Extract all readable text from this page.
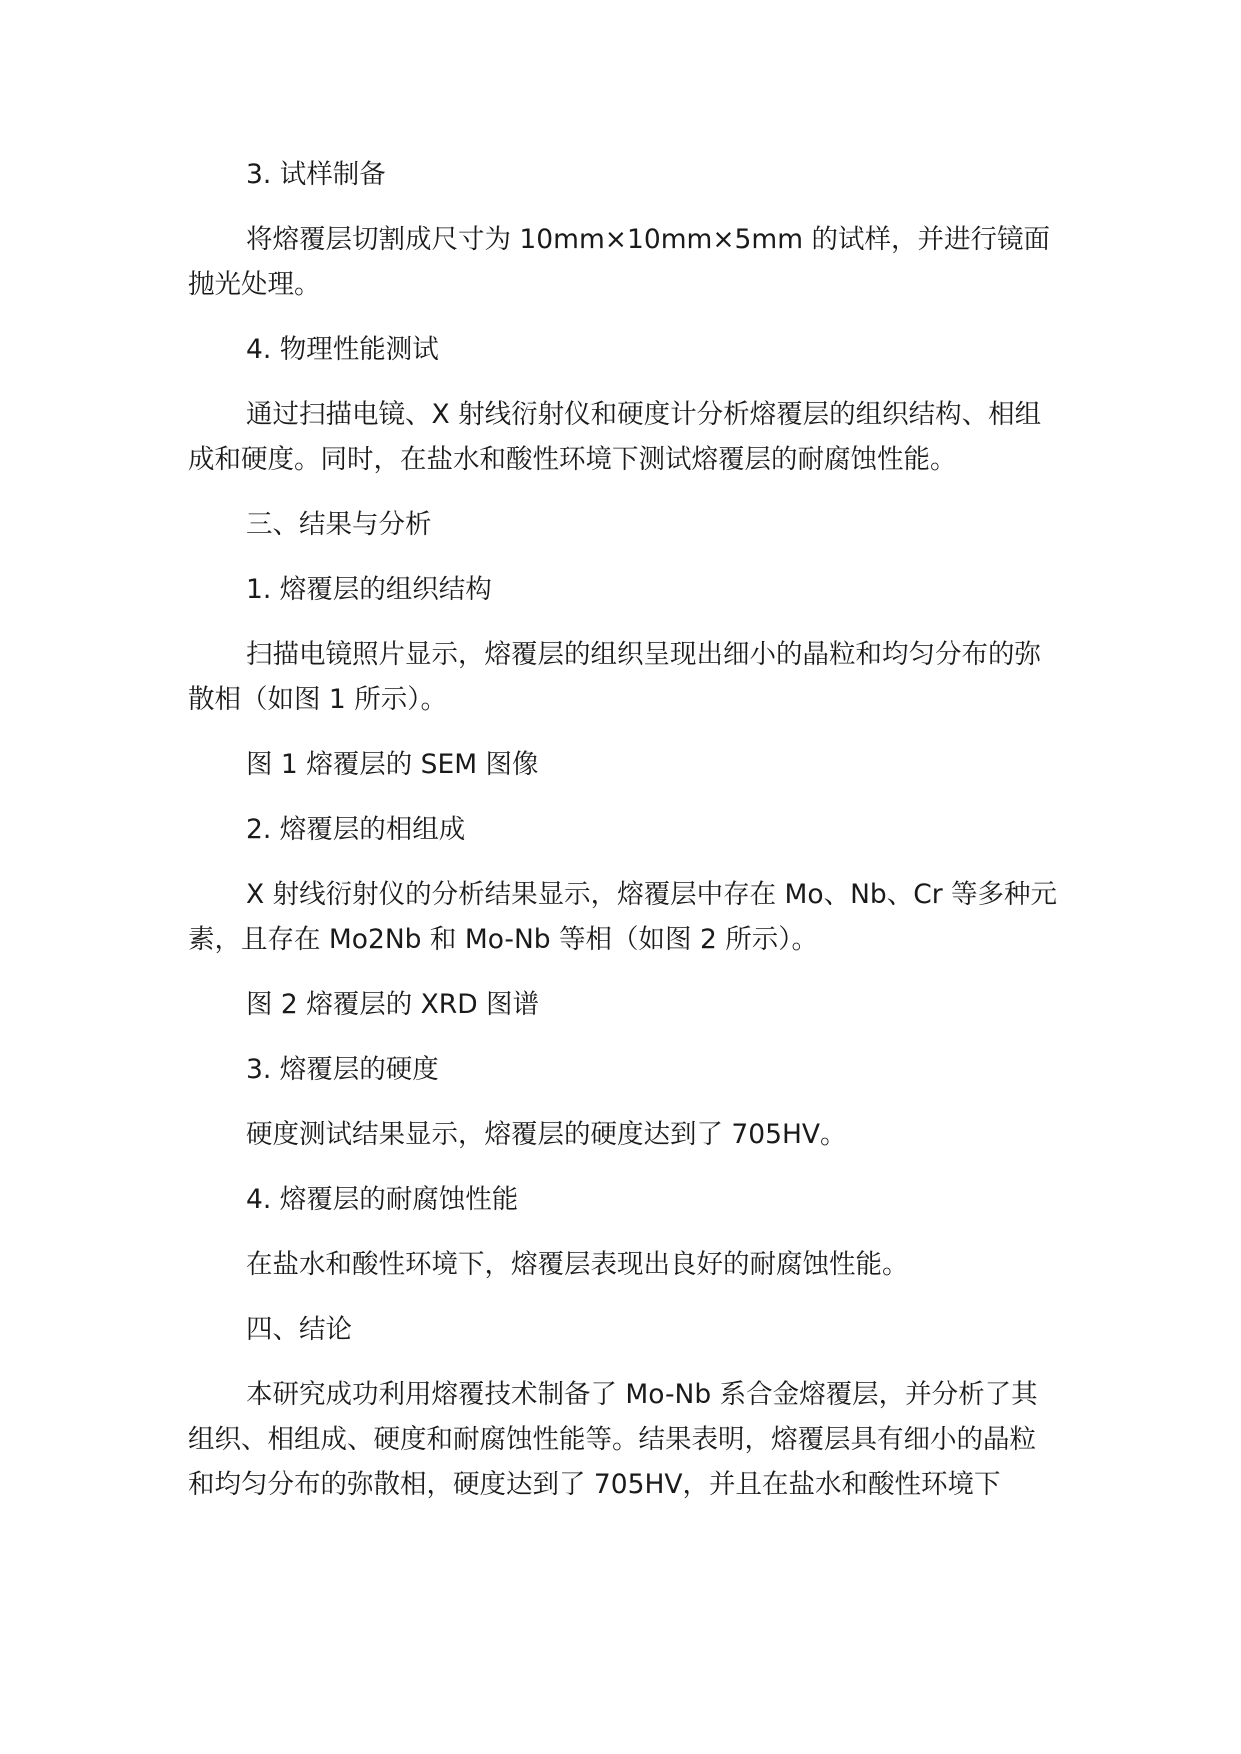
3. 试样制备

将熔覆层切割成尺寸为 10mm×10mm×5mm 的试样，并进行镜面抛光处理。

4. 物理性能测试

通过扫描电镜、X 射线衍射仪和硬度计分析熔覆层的组织结构、相组成和硬度。同时，在盐水和酸性环境下测试熔覆层的耐腐蚀性能。

三、结果与分析

1. 熔覆层的组织结构

扫描电镜照片显示，熔覆层的组织呈现出细小的晶粒和均匀分布的弥散相（如图 1 所示）。

图 1 熔覆层的 SEM 图像

2. 熔覆层的相组成

X 射线衍射仪的分析结果显示，熔覆层中存在 Mo、Nb、Cr 等多种元素，且存在 Mo2Nb 和 Mo-Nb 等相（如图 2 所示）。

图 2 熔覆层的 XRD 图谱

3. 熔覆层的硬度

硬度测试结果显示，熔覆层的硬度达到了 705HV。

4. 熔覆层的耐腐蚀性能

在盐水和酸性环境下，熔覆层表现出良好的耐腐蚀性能。

四、结论

本研究成功利用熔覆技术制备了 Mo-Nb 系合金熔覆层，并分析了其组织、相组成、硬度和耐腐蚀性能等。结果表明，熔覆层具有细小的晶粒和均匀分布的弥散相，硬度达到了 705HV，并且在盐水和酸性环境下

--

- _THE TASK_
Would you set down the listing exactly, omitting pictures?

- _SOLUTION FOR THIS TASK_
Extract all readable text from this page.
3. 试样制备

将熔覆层切割成尺寸为 10mm×10mm×5mm 的试样，并进行镜面抛光处理。

4. 物理性能测试

通过扫描电镜、X 射线衍射仪和硬度计分析熔覆层的组织结构、相组成和硬度。同时，在盐水和酸性环境下测试熔覆层的耐腐蚀性能。

三、结果与分析

1. 熔覆层的组织结构

扫描电镜照片显示，熔覆层的组织呈现出细小的晶粒和均匀分布的弥散相（如图 1 所示）。

图 1 熔覆层的 SEM 图像

2. 熔覆层的相组成

X 射线衍射仪的分析结果显示，熔覆层中存在 Mo、Nb、Cr 等多种元素，且存在 Mo2Nb 和 Mo-Nb 等相（如图 2 所示）。

图 2 熔覆层的 XRD 图谱

3. 熔覆层的硬度

硬度测试结果显示，熔覆层的硬度达到了 705HV。

4. 熔覆层的耐腐蚀性能

在盐水和酸性环境下，熔覆层表现出良好的耐腐蚀性能。

四、结论

本研究成功利用熔覆技术制备了 Mo-Nb 系合金熔覆层，并分析了其组织、相组成、硬度和耐腐蚀性能等。结果表明，熔覆层具有细小的晶粒和均匀分布的弥散相，硬度达到了 705HV，并且在盐水和酸性环境下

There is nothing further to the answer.